**Passage shown**
□ □ □

This is me, advancing…


*Or, once, an unintentional course of learning rather gothic in its horror at a genteel girls summer camp.

Image by Samuel Gordon via Flickr, used under a Creative Commons license.

Book review: Ignore Everybody


There are three people and/or things directly to blame for me starting a blog way, way back on November 1, 2004:

  1. a severe onset of Crohn’s disease, which served both to jar things loose and make me unafear’d (or less afear’d) of looking like a jackass;
  2. my friend, Debbie, who is so discreet her web footprint is almost invisible, and so modest she’s probably already mortified at being called out here (hi, Deb!);
  3. Hugh MacLeod, insanely great writer and generous creative mind who also draws cartoons on the backs of business cards

I was introduced to the goodness that was Hugh back in 2003 by a smart but annoying troubadour during my 18-month tenure as the Whore of Babylon. Hugh’s blog was by far The Troubadour’s biggest gift to me; I was instantly hooked both by the mad and intricate drawings that came from Hugh’s Rapidograph and the buckets of cold, clear water he splashed over the screen with his keyboard. The Hughtrain, his manifesto on marketing, remains one of my favorite WAKE THE FUCK UP, PEOPLE! screeds on the nexus of old tenets and new tools. His blog posts were a refreshing mix of smart, funny and flat-out curmudgeonly. And the cartoons, well, they made me laugh. Hard. And think, at the same time. And slightly after that, wish I could draw well (I’m still trying, as you can see by the little illos on my monthly newsletter). And yes, hate him. Just a little.

But it was his “How to Be Creative” series that hooked me hard and eventually turned me into the drooling fangirl obsessively linking linking linking to Hugh’s shit. “How to Be Creative” was as comprehensive in his way as Twyla’s is in hers. There’s theory embedded in there, and stories, and even how-tos, if you’re not a lazy slob.

Ignore Everybody (And 39 Other Keys to Creativity) is the book that (finally) sprung from that amazing series of posts. It’s inspiring and infuriating, and it’s both of those things because it’s true as hell. Hugh has lived his way through these 40 rules and has the experiences and the output (and doubtless the battle scars) to show for it.

□ □ □

Structured page parsing data:
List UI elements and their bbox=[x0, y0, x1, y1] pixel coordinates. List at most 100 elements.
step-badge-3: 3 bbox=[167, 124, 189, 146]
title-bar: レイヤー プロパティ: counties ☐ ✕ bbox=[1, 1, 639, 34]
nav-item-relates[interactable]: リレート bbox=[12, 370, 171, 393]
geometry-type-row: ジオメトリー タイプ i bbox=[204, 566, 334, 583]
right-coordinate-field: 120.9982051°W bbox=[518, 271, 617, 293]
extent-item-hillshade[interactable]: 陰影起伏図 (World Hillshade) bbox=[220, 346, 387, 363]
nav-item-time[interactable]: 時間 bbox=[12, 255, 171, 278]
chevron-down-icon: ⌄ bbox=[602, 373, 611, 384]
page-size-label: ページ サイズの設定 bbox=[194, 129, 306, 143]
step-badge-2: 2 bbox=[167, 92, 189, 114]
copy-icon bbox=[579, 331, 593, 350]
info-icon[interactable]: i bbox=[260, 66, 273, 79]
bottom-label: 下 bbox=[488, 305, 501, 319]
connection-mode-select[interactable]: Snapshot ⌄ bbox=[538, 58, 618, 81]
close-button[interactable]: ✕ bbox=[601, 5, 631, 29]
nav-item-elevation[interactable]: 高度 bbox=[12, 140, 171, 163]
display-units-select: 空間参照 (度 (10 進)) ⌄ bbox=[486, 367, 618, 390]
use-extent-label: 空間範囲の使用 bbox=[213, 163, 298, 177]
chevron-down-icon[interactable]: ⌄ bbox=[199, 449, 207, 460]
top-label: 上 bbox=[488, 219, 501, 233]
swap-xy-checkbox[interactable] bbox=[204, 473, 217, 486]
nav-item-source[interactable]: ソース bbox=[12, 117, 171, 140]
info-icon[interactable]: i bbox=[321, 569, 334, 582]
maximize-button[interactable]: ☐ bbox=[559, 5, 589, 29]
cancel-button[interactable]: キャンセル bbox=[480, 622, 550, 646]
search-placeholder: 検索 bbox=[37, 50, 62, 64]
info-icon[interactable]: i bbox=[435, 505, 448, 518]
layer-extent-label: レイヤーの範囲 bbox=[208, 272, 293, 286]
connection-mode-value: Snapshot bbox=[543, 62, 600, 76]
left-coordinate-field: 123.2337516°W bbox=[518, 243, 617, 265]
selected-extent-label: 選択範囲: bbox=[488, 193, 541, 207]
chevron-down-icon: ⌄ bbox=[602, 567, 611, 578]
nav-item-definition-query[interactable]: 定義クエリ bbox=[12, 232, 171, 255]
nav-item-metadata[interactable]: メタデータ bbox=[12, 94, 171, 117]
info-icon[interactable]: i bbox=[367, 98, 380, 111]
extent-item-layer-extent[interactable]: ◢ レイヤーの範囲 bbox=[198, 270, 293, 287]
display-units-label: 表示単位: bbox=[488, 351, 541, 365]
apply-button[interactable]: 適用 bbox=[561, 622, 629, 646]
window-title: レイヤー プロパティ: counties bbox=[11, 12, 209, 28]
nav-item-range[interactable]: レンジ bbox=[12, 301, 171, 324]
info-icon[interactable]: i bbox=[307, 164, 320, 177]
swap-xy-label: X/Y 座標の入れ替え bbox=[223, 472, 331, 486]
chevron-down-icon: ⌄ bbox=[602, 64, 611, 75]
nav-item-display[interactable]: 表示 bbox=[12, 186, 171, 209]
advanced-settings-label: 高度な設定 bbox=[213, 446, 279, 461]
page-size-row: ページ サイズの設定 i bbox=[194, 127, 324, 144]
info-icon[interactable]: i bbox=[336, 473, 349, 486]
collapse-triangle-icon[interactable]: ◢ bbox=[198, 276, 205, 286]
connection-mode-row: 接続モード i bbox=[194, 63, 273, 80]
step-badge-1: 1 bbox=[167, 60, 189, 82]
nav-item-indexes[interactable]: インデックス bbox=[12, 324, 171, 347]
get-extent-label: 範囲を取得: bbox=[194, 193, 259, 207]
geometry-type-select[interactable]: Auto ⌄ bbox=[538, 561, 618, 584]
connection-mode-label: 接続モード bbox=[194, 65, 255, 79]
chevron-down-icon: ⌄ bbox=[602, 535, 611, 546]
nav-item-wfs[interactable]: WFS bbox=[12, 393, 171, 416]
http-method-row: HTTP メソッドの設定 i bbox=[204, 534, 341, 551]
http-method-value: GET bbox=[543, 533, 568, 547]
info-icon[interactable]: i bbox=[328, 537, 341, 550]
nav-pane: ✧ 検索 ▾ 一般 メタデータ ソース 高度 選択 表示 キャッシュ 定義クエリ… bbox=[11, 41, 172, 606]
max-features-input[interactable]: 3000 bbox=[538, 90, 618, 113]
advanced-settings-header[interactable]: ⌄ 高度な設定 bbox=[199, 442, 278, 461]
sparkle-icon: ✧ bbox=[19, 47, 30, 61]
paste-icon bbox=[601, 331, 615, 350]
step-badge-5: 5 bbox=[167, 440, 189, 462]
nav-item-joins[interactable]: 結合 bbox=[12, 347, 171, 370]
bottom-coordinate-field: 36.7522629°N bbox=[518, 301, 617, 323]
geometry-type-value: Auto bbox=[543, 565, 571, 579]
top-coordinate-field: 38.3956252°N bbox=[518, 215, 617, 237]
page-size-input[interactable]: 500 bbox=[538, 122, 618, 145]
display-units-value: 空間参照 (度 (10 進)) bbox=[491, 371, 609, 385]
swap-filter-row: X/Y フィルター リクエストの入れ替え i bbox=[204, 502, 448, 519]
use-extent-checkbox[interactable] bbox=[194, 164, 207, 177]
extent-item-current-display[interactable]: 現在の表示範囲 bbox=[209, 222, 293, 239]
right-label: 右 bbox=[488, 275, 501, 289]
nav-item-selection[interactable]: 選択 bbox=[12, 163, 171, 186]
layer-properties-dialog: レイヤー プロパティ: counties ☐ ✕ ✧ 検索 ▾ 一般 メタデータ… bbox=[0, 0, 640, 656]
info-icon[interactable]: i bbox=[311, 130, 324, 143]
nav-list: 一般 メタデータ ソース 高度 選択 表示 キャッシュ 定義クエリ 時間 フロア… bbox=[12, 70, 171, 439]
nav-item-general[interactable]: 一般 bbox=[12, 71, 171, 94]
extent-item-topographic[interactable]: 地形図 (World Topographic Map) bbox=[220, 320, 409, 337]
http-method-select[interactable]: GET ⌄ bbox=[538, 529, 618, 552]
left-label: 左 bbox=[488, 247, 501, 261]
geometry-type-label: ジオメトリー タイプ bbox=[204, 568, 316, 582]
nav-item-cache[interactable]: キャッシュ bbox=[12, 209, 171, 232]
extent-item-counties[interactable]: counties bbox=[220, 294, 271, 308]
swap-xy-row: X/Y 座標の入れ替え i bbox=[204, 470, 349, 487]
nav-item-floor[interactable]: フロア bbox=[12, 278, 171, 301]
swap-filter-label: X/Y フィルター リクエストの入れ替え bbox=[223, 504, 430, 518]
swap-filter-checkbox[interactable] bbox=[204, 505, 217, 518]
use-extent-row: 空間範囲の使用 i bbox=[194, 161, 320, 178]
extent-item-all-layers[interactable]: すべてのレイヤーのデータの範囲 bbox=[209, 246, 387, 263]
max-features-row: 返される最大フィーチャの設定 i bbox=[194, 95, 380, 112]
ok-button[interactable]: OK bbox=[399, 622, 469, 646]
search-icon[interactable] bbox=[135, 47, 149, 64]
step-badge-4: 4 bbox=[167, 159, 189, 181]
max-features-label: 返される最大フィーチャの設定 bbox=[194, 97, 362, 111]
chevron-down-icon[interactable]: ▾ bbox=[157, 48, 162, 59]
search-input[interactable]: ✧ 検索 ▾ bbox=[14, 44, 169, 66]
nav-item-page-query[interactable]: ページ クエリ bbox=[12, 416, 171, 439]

□ □ □

**Set of tasks**
a – According to the book review, on what date did the writer start a blog?
b – Carry on the book review from the point where it stops.

**Outputs in order**
a – November 1, 2004.

b –
The book itself is an example of Rules #1 (“Ignore Everybody”) and #16 (“The most important thing a creative person can learn professionally is where to draw the red line that separates what you are willing to do from what you are not.”) As he says himself in a story illustrating Rule #5 (“If your business plan depends on suddenly being ‘discovered’ by some big shot, your plan will probably fail”*), Hugh was offered a deal years before to turn his series into a book, but turned it down because ultimately, he couldn’t stomach the terms. This book, he says, is exactly the book he wanted to make, with exactly the cartoons to illustrate it.

Having gone through a heady back-and-forth myself with a big NYC agent earlier this year, this cheered me greatly. Yeah, I was probably a dumbass (or a hard-head) in most people’s books for not making some changes that would move me closer to my dream of being a Writer Who Speaks.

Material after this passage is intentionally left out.